Records supplied ▸

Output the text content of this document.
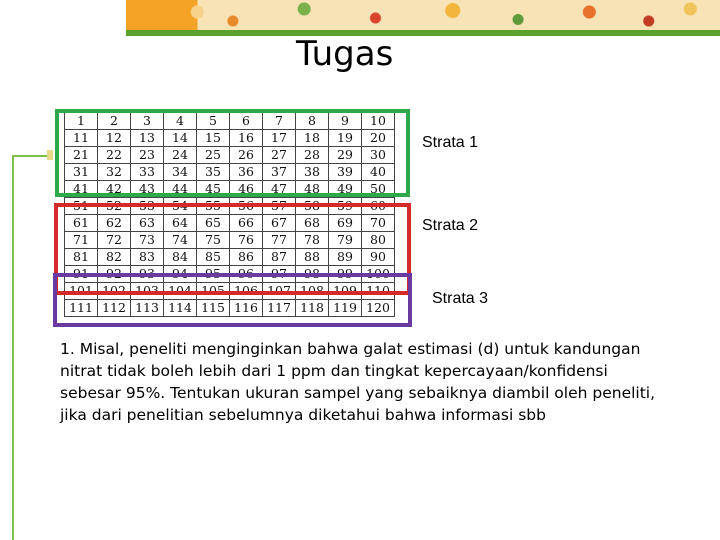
Tugas
1	2	3	4	5	6	7	8	9	10
11	12	13	14	15	16	17	18	19	20
21	22	23	24	25	26	27	28	29	30
31	32	33	34	35	36	37	38	39	40
41	42	43	44	45	46	47	48	49	50
51	52	53	54	55	56	57	58	59	60
61	62	63	64	65	66	67	68	69	70
71	72	73	74	75	76	77	78	79	80
81	82	83	84	85	86	87	88	89	90
91	92	93	94	95	96	97	98	99	100
101	102	103	104	105	106	107	108	109	110
111	112	113	114	115	116	117	118	119	120
Strata 1
Strata 2
Strata 3
1. Misal, peneliti menginginkan bahwa galat estimasi (d) untuk kandungan nitrat tidak boleh lebih dari 1 ppm dan tingkat kepercayaan/konfidensi sebesar 95%. Tentukan ukuran sampel yang sebaiknya diambil oleh peneliti, jika dari penelitian sebelumnya diketahui bahwa informasi sbb
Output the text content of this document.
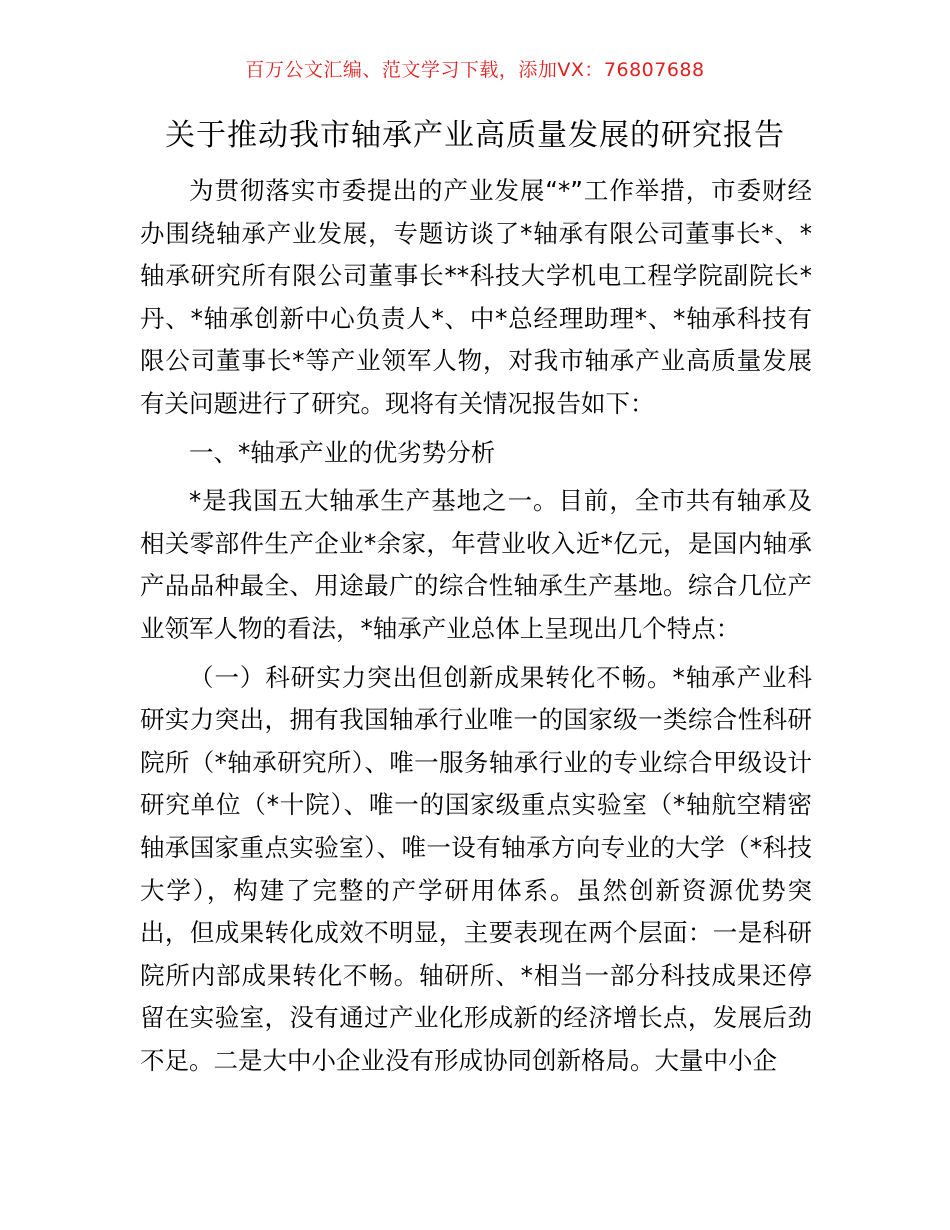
百万公文汇编、范文学习下载，添加VX：76807688
关于推动我市轴承产业高质量发展的研究报告

为贯彻落实市委提出的产业发展“*”工作举措，市委财经办围绕轴承产业发展，专题访谈了*轴承有限公司董事长*、*轴承研究所有限公司董事长**科技大学机电工程学院副院长*丹、*轴承创新中心负责人*、中*总经理助理*、*轴承科技有限公司董事长*等产业领军人物，对我市轴承产业高质量发展有关问题进行了研究。现将有关情况报告如下：

一、*轴承产业的优劣势分析

*是我国五大轴承生产基地之一。目前，全市共有轴承及相关零部件生产企业*余家，年营业收入近*亿元，是国内轴承产品品种最全、用途最广的综合性轴承生产基地。综合几位产业领军人物的看法，*轴承产业总体上呈现出几个特点：

（一）科研实力突出但创新成果转化不畅。*轴承产业科研实力突出，拥有我国轴承行业唯一的国家级一类综合性科研院所（*轴承研究所）、唯一服务轴承行业的专业综合甲级设计研究单位（*十院）、唯一的国家级重点实验室（*轴航空精密轴承国家重点实验室）、唯一设有轴承方向专业的大学（*科技大学），构建了完整的产学研用体系。虽然创新资源优势突出，但成果转化成效不明显，主要表现在两个层面：一是科研院所内部成果转化不畅。轴研所、*相当一部分科技成果还停留在实验室，没有通过产业化形成新的经济增长点，发展后劲不足。二是大中小企业没有形成协同创新格局。大量中小企
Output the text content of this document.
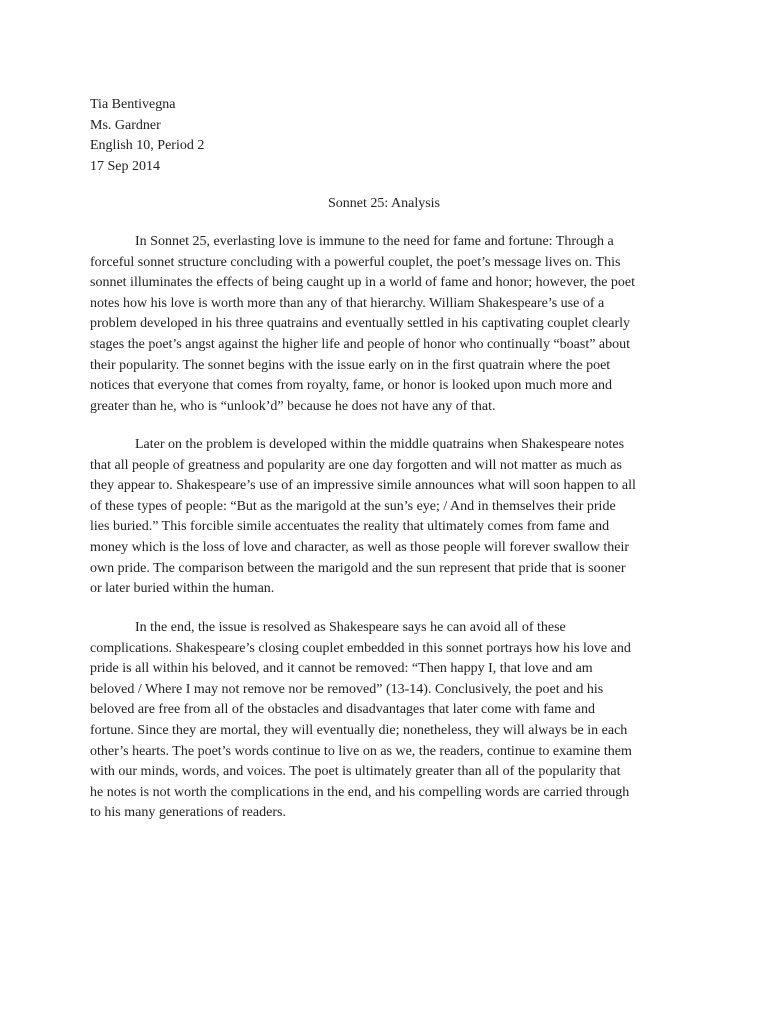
Tia Bentivegna
Ms. Gardner
English 10, Period 2
17 Sep 2014
Sonnet 25: Analysis
In Sonnet 25, everlasting love is immune to the need for fame and fortune: Through a
forceful sonnet structure concluding with a powerful couplet, the poet’s message lives on. This
sonnet illuminates the effects of being caught up in a world of fame and honor; however, the poet
notes how his love is worth more than any of that hierarchy. William Shakespeare’s use of a
problem developed in his three quatrains and eventually settled in his captivating couplet clearly
stages the poet’s angst against the higher life and people of honor who continually “boast” about
their popularity. The sonnet begins with the issue early on in the first quatrain where the poet
notices that everyone that comes from royalty, fame, or honor is looked upon much more and
greater than he, who is “unlook’d” because he does not have any of that.
Later on the problem is developed within the middle quatrains when Shakespeare notes
that all people of greatness and popularity are one day forgotten and will not matter as much as
they appear to. Shakespeare’s use of an impressive simile announces what will soon happen to all
of these types of people: “But as the marigold at the sun’s eye; / And in themselves their pride
lies buried.” This forcible simile accentuates the reality that ultimately comes from fame and
money which is the loss of love and character, as well as those people will forever swallow their
own pride. The comparison between the marigold and the sun represent that pride that is sooner
or later buried within the human.
In the end, the issue is resolved as Shakespeare says he can avoid all of these
complications. Shakespeare’s closing couplet embedded in this sonnet portrays how his love and
pride is all within his beloved, and it cannot be removed: “Then happy I, that love and am
beloved / Where I may not remove nor be removed” (13-14). Conclusively, the poet and his
beloved are free from all of the obstacles and disadvantages that later come with fame and
fortune. Since they are mortal, they will eventually die; nonetheless, they will always be in each
other’s hearts. The poet’s words continue to live on as we, the readers, continue to examine them
with our minds, words, and voices. The poet is ultimately greater than all of the popularity that
he notes is not worth the complications in the end, and his compelling words are carried through
to his many generations of readers.
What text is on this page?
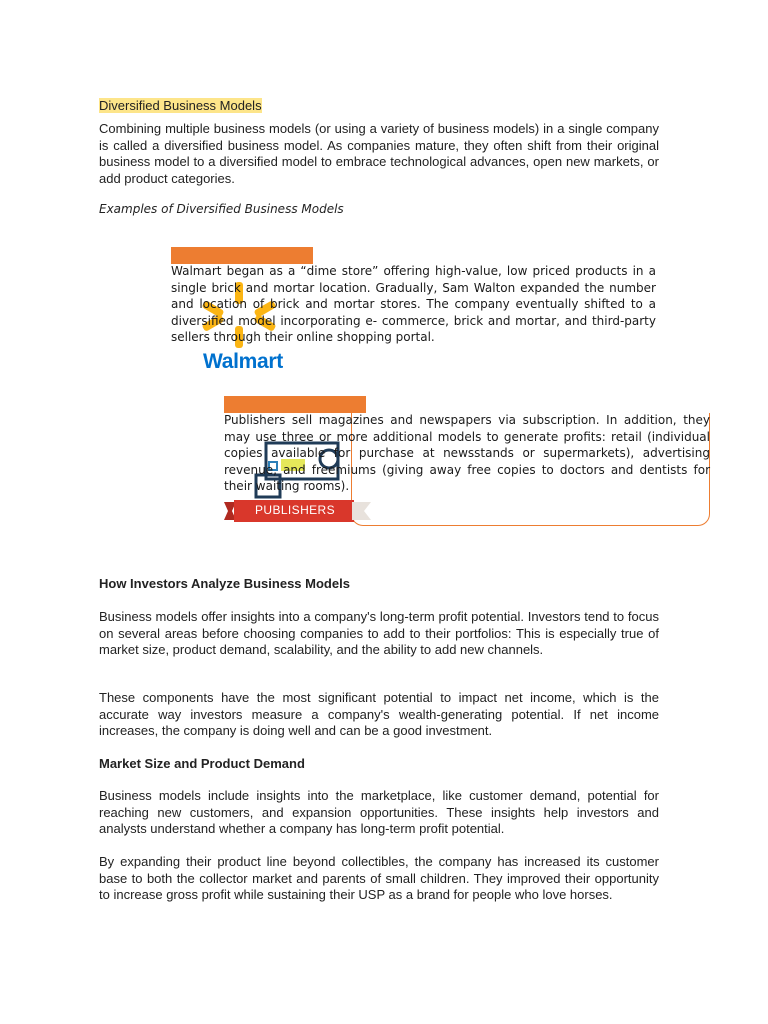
Diversified Business Models
Combining multiple business models (or using a variety of business models) in a single company is called a diversified business model. As companies mature, they often shift from their original business model to a diversified model to embrace technological advances, open new markets, or add product categories.
Examples of Diversified Business Models
Walmart began as a “dime store” offering high-value, low priced products in a single brick and mortar location. Gradually, Sam Walton expanded the number and location of brick and mortar stores. The company eventually shifted to a diversified model incorporating e- commerce, brick and mortar, and third-party sellers through their online shopping portal.
Walmart
PUBLISHERS
Publishers sell magazines and newspapers via subscription. In addition, they may use three or more additional models to generate profits: retail (individual copies available for purchase at newsstands or supermarkets), advertising revenue, and freemiums (giving away free copies to doctors and dentists for their waiting rooms).
How Investors Analyze Business Models
Business models offer insights into a company's long-term profit potential. Investors tend to focus on several areas before choosing companies to add to their portfolios: This is especially true of market size, product demand, scalability, and the ability to add new channels.
These components have the most significant potential to impact net income, which is the accurate way investors measure a company's wealth-generating potential. If net income increases, the company is doing well and can be a good investment.
Market Size and Product Demand
Business models include insights into the marketplace, like customer demand, potential for reaching new customers, and expansion opportunities. These insights help investors and analysts understand whether a company has long-term profit potential.
By expanding their product line beyond collectibles, the company has increased its customer base to both the collector market and parents of small children. They improved their opportunity to increase gross profit while sustaining their USP as a brand for people who love horses.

Work instructions ▸
Give the data again exactly as written, with all pictures left out.

Full solution ▸
Output the text content of this document.
Tugas
1	2	3	4	5	6	7	8	9	10
11	12	13	14	15	16	17	18	19	20
21	22	23	24	25	26	27	28	29	30
31	32	33	34	35	36	37	38	39	40
41	42	43	44	45	46	47	48	49	50
51	52	53	54	55	56	57	58	59	60
61	62	63	64	65	66	67	68	69	70
71	72	73	74	75	76	77	78	79	80
81	82	83	84	85	86	87	88	89	90
91	92	93	94	95	96	97	98	99	100
101	102	103	104	105	106	107	108	109	110
111	112	113	114	115	116	117	118	119	120
Strata 1
Strata 2
Strata 3
1. Misal, peneliti menginginkan bahwa galat estimasi (d) untuk kandungan nitrat tidak boleh lebih dari 1 ppm dan tingkat kepercayaan/konfidensi sebesar 95%. Tentukan ukuran sampel yang sebaiknya diambil oleh peneliti, jika dari penelitian sebelumnya diketahui bahwa informasi sbb
Output the text content of this document.
百万公文汇编、范文学习下载，添加VX：76807688
关于推动我市轴承产业高质量发展的研究报告

为贯彻落实市委提出的产业发展“*”工作举措，市委财经办围绕轴承产业发展，专题访谈了*轴承有限公司董事长*、*轴承研究所有限公司董事长**科技大学机电工程学院副院长*丹、*轴承创新中心负责人*、中*总经理助理*、*轴承科技有限公司董事长*等产业领军人物，对我市轴承产业高质量发展有关问题进行了研究。现将有关情况报告如下：

一、*轴承产业的优劣势分析

*是我国五大轴承生产基地之一。目前，全市共有轴承及相关零部件生产企业*余家，年营业收入近*亿元，是国内轴承产品品种最全、用途最广的综合性轴承生产基地。综合几位产业领军人物的看法，*轴承产业总体上呈现出几个特点：

（一）科研实力突出但创新成果转化不畅。*轴承产业科研实力突出，拥有我国轴承行业唯一的国家级一类综合性科研院所（*轴承研究所）、唯一服务轴承行业的专业综合甲级设计研究单位（*十院）、唯一的国家级重点实验室（*轴航空精密轴承国家重点实验室）、唯一设有轴承方向专业的大学（*科技大学），构建了完整的产学研用体系。虽然创新资源优势突出，但成果转化成效不明显，主要表现在两个层面：一是科研院所内部成果转化不畅。轴研所、*相当一部分科技成果还停留在实验室，没有通过产业化形成新的经济增长点，发展后劲不足。二是大中小企业没有形成协同创新格局。大量中小企
Output the text content of this document.
Tia Bentivegna
Ms. Gardner
English 10, Period 2
17 Sep 2014
Sonnet 25: Analysis
In Sonnet 25, everlasting love is immune to the need for fame and fortune: Through a
forceful sonnet structure concluding with a powerful couplet, the poet’s message lives on. This
sonnet illuminates the effects of being caught up in a world of fame and honor; however, the poet
notes how his love is worth more than any of that hierarchy. William Shakespeare’s use of a
problem developed in his three quatrains and eventually settled in his captivating couplet clearly
stages the poet’s angst against the higher life and people of honor who continually “boast” about
their popularity. The sonnet begins with the issue early on in the first quatrain where the poet
notices that everyone that comes from royalty, fame, or honor is looked upon much more and
greater than he, who is “unlook’d” because he does not have any of that.
Later on the problem is developed within the middle quatrains when Shakespeare notes
that all people of greatness and popularity are one day forgotten and will not matter as much as
they appear to. Shakespeare’s use of an impressive simile announces what will soon happen to all
of these types of people: “But as the marigold at the sun’s eye; / And in themselves their pride
lies buried.” This forcible simile accentuates the reality that ultimately comes from fame and
money which is the loss of love and character, as well as those people will forever swallow their
own pride. The comparison between the marigold and the sun represent that pride that is sooner
or later buried within the human.
In the end, the issue is resolved as Shakespeare says he can avoid all of these
complications. Shakespeare’s closing couplet embedded in this sonnet portrays how his love and
pride is all within his beloved, and it cannot be removed: “Then happy I, that love and am
beloved / Where I may not remove nor be removed” (13-14). Conclusively, the poet and his
beloved are free from all of the obstacles and disadvantages that later come with fame and
fortune. Since they are mortal, they will eventually die; nonetheless, they will always be in each
other’s hearts. The poet’s words continue to live on as we, the readers, continue to examine them
with our minds, words, and voices. The poet is ultimately greater than all of the popularity that
he notes is not worth the complications in the end, and his compelling words are carried through
to his many generations of readers.
What text is on this page?
Diversified Business Models
Combining multiple business models (or using a variety of business models) in a single company is called a diversified business model. As companies mature, they often shift from their original business model to a diversified model to embrace technological advances, open new markets, or add product categories.
Examples of Diversified Business Models
Walmart began as a “dime store” offering high-value, low priced products in a single brick and mortar location. Gradually, Sam Walton expanded the number and location of brick and mortar stores. The company eventually shifted to a diversified model incorporating e- commerce, brick and mortar, and third-party sellers through their online shopping portal.
Walmart
PUBLISHERS
Publishers sell magazines and newspapers via subscription. In addition, they may use three or more additional models to generate profits: retail (individual copies available for purchase at newsstands or supermarkets), advertising revenue, and freemiums (giving away free copies to doctors and dentists for their waiting rooms).
How Investors Analyze Business Models
Business models offer insights into a company's long-term profit potential. Investors tend to focus on several areas before choosing companies to add to their portfolios: This is especially true of market size, product demand, scalability, and the ability to add new channels.
These components have the most significant potential to impact net income, which is the accurate way investors measure a company's wealth-generating potential. If net income increases, the company is doing well and can be a good investment.
Market Size and Product Demand
Business models include insights into the marketplace, like customer demand, potential for reaching new customers, and expansion opportunities. These insights help investors and analysts understand whether a company has long-term profit potential.
By expanding their product line beyond collectibles, the company has increased its customer base to both the collector market and parents of small children. They improved their opportunity to increase gross profit while sustaining their USP as a brand for people who love horses.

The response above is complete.